*TASK*. Give the number of lines in the entries that contain "bottom". State only the count.

*DATA FOR THE TASK*.
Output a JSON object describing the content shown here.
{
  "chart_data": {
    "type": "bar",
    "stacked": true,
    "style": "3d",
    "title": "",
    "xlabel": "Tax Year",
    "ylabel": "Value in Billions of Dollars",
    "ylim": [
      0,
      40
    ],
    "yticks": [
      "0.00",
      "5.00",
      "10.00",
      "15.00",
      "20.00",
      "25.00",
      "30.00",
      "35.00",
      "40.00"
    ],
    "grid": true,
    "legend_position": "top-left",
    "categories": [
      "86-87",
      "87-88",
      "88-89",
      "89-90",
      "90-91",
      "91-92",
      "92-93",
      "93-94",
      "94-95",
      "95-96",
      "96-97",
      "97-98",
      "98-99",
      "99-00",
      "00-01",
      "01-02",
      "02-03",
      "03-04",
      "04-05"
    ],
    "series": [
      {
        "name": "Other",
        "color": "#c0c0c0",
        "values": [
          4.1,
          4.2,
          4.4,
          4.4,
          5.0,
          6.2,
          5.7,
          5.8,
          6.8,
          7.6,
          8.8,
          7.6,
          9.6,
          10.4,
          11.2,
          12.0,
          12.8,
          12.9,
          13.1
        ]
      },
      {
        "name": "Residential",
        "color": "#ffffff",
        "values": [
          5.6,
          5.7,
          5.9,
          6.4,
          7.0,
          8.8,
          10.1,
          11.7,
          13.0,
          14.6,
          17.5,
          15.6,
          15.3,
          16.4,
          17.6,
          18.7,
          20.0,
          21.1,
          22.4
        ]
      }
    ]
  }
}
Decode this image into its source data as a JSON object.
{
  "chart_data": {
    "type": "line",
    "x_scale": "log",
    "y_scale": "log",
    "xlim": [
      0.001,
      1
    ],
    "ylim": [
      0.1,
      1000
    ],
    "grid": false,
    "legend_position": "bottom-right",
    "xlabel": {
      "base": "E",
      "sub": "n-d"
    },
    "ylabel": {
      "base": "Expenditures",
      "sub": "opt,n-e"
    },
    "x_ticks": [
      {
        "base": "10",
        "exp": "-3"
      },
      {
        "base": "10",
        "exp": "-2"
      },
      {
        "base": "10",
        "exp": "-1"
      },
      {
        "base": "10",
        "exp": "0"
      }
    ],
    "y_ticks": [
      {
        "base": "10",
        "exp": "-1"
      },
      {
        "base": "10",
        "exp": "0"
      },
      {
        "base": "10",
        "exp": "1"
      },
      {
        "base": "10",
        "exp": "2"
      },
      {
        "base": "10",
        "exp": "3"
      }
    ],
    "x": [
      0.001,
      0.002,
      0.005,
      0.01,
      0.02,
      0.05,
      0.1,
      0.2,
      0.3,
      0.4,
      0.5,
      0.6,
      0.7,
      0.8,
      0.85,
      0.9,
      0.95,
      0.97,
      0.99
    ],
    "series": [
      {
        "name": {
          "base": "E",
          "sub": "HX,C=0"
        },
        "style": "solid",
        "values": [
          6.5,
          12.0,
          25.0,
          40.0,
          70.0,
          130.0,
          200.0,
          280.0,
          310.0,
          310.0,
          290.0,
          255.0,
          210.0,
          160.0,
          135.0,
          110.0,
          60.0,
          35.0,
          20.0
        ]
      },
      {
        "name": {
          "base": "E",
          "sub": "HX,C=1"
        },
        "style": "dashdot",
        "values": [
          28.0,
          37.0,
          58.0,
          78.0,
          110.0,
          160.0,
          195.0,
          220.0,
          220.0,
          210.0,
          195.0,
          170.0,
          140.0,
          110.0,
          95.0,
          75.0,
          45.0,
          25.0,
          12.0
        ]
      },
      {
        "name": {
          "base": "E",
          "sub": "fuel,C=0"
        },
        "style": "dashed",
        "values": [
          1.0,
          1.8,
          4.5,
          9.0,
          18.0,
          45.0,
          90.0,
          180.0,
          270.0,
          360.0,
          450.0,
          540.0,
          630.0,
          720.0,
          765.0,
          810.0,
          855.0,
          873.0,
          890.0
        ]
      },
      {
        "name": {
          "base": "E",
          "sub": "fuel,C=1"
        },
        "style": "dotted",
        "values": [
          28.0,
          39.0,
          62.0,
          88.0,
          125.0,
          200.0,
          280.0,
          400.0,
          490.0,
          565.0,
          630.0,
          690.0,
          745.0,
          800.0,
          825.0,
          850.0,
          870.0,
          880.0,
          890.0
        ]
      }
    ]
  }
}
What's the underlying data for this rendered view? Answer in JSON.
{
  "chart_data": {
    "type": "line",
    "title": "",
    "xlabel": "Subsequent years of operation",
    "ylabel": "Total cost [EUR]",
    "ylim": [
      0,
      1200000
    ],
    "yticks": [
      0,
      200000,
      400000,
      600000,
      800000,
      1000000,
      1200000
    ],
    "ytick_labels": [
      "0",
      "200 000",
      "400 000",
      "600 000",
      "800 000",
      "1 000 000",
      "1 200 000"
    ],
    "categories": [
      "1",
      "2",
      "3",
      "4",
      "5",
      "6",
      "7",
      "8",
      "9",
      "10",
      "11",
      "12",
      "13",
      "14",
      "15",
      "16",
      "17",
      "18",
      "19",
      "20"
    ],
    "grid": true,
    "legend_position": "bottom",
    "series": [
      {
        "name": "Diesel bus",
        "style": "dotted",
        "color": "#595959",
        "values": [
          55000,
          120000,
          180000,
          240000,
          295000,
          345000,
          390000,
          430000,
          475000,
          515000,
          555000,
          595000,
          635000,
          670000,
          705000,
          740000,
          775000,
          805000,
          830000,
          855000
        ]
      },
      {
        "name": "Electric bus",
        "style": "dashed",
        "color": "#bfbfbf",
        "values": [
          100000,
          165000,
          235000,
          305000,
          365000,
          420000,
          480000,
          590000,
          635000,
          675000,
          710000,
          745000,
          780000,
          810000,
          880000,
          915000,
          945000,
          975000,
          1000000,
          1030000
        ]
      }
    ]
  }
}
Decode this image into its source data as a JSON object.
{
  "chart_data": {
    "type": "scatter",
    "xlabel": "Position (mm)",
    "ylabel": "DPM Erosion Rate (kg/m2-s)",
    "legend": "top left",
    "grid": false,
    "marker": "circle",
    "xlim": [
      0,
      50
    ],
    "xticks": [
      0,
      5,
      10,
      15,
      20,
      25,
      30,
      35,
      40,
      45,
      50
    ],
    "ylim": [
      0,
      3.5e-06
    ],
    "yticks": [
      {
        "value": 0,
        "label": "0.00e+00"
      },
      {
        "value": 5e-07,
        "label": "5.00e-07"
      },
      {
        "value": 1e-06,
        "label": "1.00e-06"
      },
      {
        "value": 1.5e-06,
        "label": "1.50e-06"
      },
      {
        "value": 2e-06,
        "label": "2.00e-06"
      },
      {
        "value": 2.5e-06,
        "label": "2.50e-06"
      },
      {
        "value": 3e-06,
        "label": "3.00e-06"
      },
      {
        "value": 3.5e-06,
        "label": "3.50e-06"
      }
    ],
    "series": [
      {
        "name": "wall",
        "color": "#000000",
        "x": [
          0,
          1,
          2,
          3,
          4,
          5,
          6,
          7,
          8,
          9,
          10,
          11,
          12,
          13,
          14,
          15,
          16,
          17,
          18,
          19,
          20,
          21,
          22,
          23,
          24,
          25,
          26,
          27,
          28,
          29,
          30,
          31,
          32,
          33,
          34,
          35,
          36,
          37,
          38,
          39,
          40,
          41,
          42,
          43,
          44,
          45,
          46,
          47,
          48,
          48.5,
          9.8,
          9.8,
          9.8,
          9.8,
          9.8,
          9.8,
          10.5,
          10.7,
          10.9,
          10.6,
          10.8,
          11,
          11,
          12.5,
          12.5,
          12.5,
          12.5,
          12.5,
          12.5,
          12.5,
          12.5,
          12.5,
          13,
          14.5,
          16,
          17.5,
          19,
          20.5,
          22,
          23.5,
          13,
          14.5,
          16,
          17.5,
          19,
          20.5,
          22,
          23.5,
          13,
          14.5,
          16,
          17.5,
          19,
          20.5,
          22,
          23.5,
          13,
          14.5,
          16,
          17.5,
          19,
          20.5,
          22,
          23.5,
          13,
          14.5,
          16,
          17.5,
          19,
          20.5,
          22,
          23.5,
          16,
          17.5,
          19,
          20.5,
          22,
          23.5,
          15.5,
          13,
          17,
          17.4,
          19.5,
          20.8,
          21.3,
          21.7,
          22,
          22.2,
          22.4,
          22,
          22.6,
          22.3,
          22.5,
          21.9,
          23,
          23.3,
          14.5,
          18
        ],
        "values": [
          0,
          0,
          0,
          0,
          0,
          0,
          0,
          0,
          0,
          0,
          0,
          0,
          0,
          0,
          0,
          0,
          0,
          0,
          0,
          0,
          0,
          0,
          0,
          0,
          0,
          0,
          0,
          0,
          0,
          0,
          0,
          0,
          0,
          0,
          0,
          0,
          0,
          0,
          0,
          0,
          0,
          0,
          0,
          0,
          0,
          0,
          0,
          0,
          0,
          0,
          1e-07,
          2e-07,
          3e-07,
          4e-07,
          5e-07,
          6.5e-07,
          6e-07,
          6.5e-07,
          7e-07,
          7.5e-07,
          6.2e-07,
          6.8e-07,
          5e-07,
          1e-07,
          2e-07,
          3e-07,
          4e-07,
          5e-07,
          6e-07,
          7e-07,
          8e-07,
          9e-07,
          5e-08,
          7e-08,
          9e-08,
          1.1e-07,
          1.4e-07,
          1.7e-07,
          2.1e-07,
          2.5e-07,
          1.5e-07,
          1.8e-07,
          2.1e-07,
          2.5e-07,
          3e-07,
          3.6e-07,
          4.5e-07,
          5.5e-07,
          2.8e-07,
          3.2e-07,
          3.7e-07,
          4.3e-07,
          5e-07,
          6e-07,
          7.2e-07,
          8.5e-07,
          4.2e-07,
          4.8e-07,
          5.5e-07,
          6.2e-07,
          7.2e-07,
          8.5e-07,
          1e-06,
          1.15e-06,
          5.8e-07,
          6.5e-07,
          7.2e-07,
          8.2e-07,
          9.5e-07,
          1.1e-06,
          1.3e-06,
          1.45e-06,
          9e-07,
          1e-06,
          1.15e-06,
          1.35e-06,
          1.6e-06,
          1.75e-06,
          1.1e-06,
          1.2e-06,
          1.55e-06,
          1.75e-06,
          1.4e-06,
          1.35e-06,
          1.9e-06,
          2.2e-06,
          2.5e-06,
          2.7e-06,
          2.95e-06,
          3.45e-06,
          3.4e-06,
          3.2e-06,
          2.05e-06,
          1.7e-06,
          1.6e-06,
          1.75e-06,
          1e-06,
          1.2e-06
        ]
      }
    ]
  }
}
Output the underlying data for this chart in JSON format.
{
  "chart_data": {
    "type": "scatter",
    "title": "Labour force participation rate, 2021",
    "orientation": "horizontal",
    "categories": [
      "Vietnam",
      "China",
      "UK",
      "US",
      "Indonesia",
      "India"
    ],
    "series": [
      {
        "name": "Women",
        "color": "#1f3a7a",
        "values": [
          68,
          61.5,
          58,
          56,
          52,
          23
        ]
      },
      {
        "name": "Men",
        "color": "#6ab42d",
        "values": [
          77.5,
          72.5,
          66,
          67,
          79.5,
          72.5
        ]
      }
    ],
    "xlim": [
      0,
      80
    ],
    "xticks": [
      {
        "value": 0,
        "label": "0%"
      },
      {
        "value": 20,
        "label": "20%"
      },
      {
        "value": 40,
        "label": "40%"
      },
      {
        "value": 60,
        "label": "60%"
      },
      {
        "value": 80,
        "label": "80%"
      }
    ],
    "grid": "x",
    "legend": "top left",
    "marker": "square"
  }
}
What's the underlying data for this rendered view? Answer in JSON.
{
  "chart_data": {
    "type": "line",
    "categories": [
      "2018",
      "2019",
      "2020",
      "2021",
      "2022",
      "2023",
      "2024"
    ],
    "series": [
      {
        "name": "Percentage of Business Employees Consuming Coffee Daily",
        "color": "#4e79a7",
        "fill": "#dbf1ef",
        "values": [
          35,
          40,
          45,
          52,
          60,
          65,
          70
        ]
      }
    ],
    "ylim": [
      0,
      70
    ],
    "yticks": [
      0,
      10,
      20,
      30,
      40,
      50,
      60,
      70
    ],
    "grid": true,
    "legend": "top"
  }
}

*WRITTEN SOLUTION*. 2